(Dataset items)

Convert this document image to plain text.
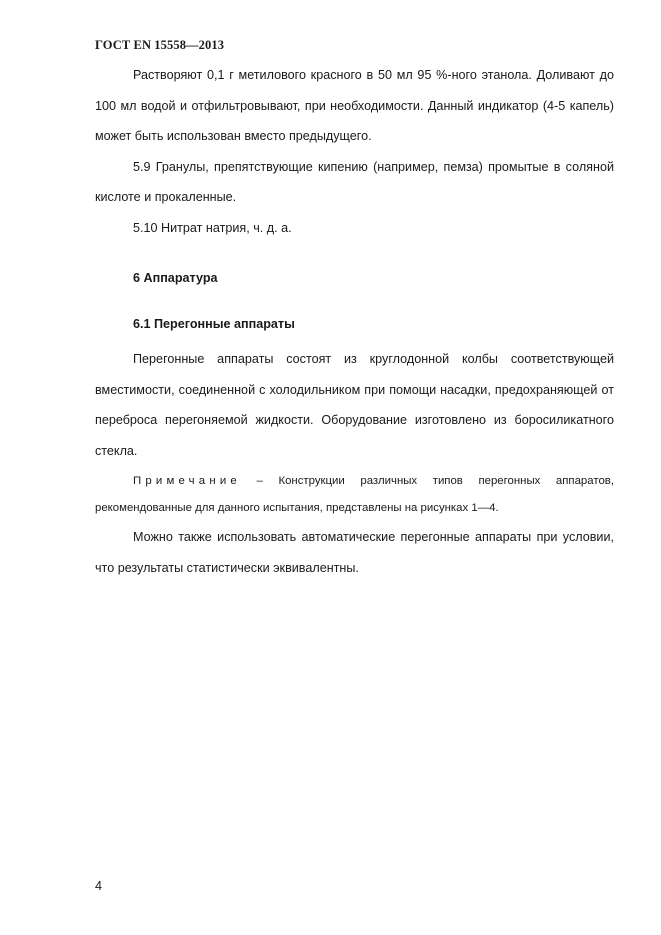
ГОСТ EN 15558—2013

Растворяют 0,1 г метилового красного в 50 мл 95 %-ного этанола. Доливают до 100 мл водой и отфильтровывают, при необходимости. Данный индикатор (4-5 капель) может быть использован вместо предыдущего.

5.9 Гранулы, препятствующие кипению (например, пемза) промытые в соляной кислоте и прокаленные.

5.10 Нитрат натрия, ч. д. а.

6 Аппаратура

6.1 Перегонные аппараты

Перегонные аппараты состоят из круглодонной колбы соответствующей вместимости, соединенной с холодильником при помощи насадки, предохраняющей от переброса перегоняемой жидкости. Оборудование изготовлено из боросиликатного стекла.

Примечание – Конструкции различных типов перегонных аппаратов, рекомендованные для данного испытания, представлены на рисунках 1—4.

Можно также использовать автоматические перегонные аппараты при условии, что результаты статистически эквивалентны.

4
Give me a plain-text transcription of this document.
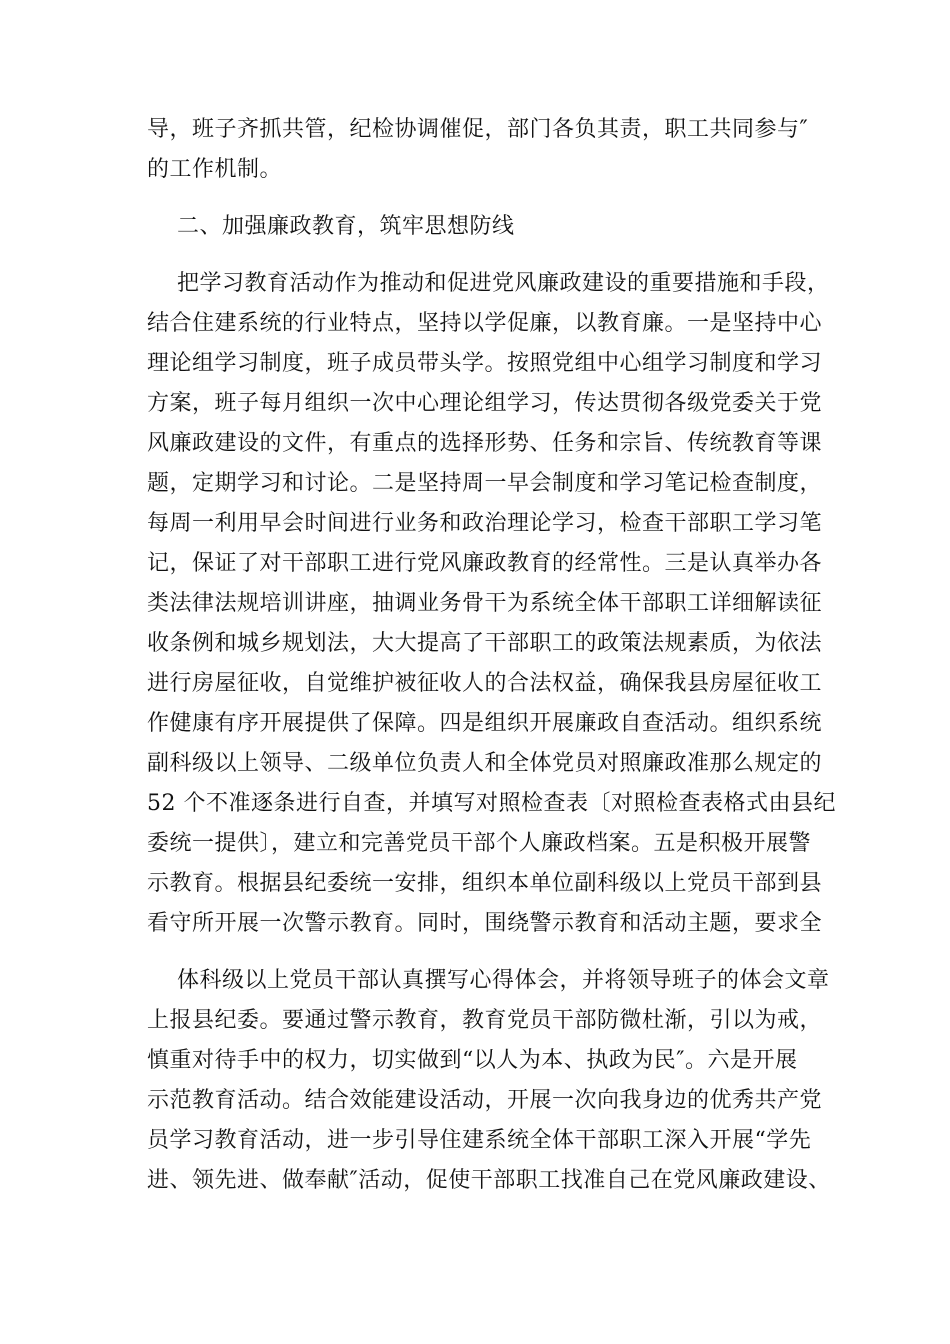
导，班子齐抓共管，纪检协调催促，部门各负其责，职工共同参与″
的工作机制。
二、加强廉政教育，筑牢思想防线
把学习教育活动作为推动和促进党风廉政建设的重要措施和手段，
结合住建系统的行业特点，坚持以学促廉，以教育廉。一是坚持中心
理论组学习制度，班子成员带头学。按照党组中心组学习制度和学习
方案，班子每月组织一次中心理论组学习，传达贯彻各级党委关于党
风廉政建设的文件，有重点的选择形势、任务和宗旨、传统教育等课
题，定期学习和讨论。二是坚持周一早会制度和学习笔记检查制度，
每周一利用早会时间进行业务和政治理论学习，检查干部职工学习笔
记，保证了对干部职工进行党风廉政教育的经常性。三是认真举办各
类法律法规培训讲座，抽调业务骨干为系统全体干部职工详细解读征
收条例和城乡规划法，大大提高了干部职工的政策法规素质，为依法
进行房屋征收，自觉维护被征收人的合法权益，确保我县房屋征收工
作健康有序开展提供了保障。四是组织开展廉政自查活动。组织系统
副科级以上领导、二级单位负责人和全体党员对照廉政准那么规定的
52 个不准逐条进行自查，并填写对照检查表〔对照检查表格式由县纪
委统一提供〕，建立和完善党员干部个人廉政档案。五是积极开展警
示教育。根据县纪委统一安排，组织本单位副科级以上党员干部到县
看守所开展一次警示教育。同时，围绕警示教育和活动主题，要求全
体科级以上党员干部认真撰写心得体会，并将领导班子的体会文章
上报县纪委。要通过警示教育，教育党员干部防微杜渐，引以为戒，
慎重对待手中的权力，切实做到“以人为本、执政为民″。六是开展
示范教育活动。结合效能建设活动，开展一次向我身边的优秀共产党
员学习教育活动，进一步引导住建系统全体干部职工深入开展“学先
进、领先进、做奉献″活动，促使干部职工找准自己在党风廉政建设、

• What you should do:
Copy every record above exactly, leaving out the pictures.

• Task solution:
Convert this document image to plain text.
ГОСТ EN 15558—2013

Растворяют 0,1 г метилового красного в 50 мл 95 %-ного этанола. Доливают до 100 мл водой и отфильтровывают, при необходимости. Данный индикатор (4-5 капель) может быть использован вместо предыдущего.

5.9 Гранулы, препятствующие кипению (например, пемза) промытые в соляной кислоте и прокаленные.

5.10 Нитрат натрия, ч. д. а.

6 Аппаратура

6.1 Перегонные аппараты

Перегонные аппараты состоят из круглодонной колбы соответствующей вместимости, соединенной с холодильником при помощи насадки, предохраняющей от переброса перегоняемой жидкости. Оборудование изготовлено из боросиликатного стекла.

Примечание – Конструкции различных типов перегонных аппаратов, рекомендованные для данного испытания, представлены на рисунках 1—4.

Можно также использовать автоматические перегонные аппараты при условии, что результаты статистически эквивалентны.

4
Give me a plain-text transcription of this document.
导，班子齐抓共管，纪检协调催促，部门各负其责，职工共同参与″
的工作机制。
二、加强廉政教育，筑牢思想防线
把学习教育活动作为推动和促进党风廉政建设的重要措施和手段，
结合住建系统的行业特点，坚持以学促廉，以教育廉。一是坚持中心
理论组学习制度，班子成员带头学。按照党组中心组学习制度和学习
方案，班子每月组织一次中心理论组学习，传达贯彻各级党委关于党
风廉政建设的文件，有重点的选择形势、任务和宗旨、传统教育等课
题，定期学习和讨论。二是坚持周一早会制度和学习笔记检查制度，
每周一利用早会时间进行业务和政治理论学习，检查干部职工学习笔
记，保证了对干部职工进行党风廉政教育的经常性。三是认真举办各
类法律法规培训讲座，抽调业务骨干为系统全体干部职工详细解读征
收条例和城乡规划法，大大提高了干部职工的政策法规素质，为依法
进行房屋征收，自觉维护被征收人的合法权益，确保我县房屋征收工
作健康有序开展提供了保障。四是组织开展廉政自查活动。组织系统
副科级以上领导、二级单位负责人和全体党员对照廉政准那么规定的
52 个不准逐条进行自查，并填写对照检查表〔对照检查表格式由县纪
委统一提供〕，建立和完善党员干部个人廉政档案。五是积极开展警
示教育。根据县纪委统一安排，组织本单位副科级以上党员干部到县
看守所开展一次警示教育。同时，围绕警示教育和活动主题，要求全
体科级以上党员干部认真撰写心得体会，并将领导班子的体会文章
上报县纪委。要通过警示教育，教育党员干部防微杜渐，引以为戒，
慎重对待手中的权力，切实做到“以人为本、执政为民″。六是开展
示范教育活动。结合效能建设活动，开展一次向我身边的优秀共产党
员学习教育活动，进一步引导住建系统全体干部职工深入开展“学先
进、领先进、做奉献″活动，促使干部职工找准自己在党风廉政建设、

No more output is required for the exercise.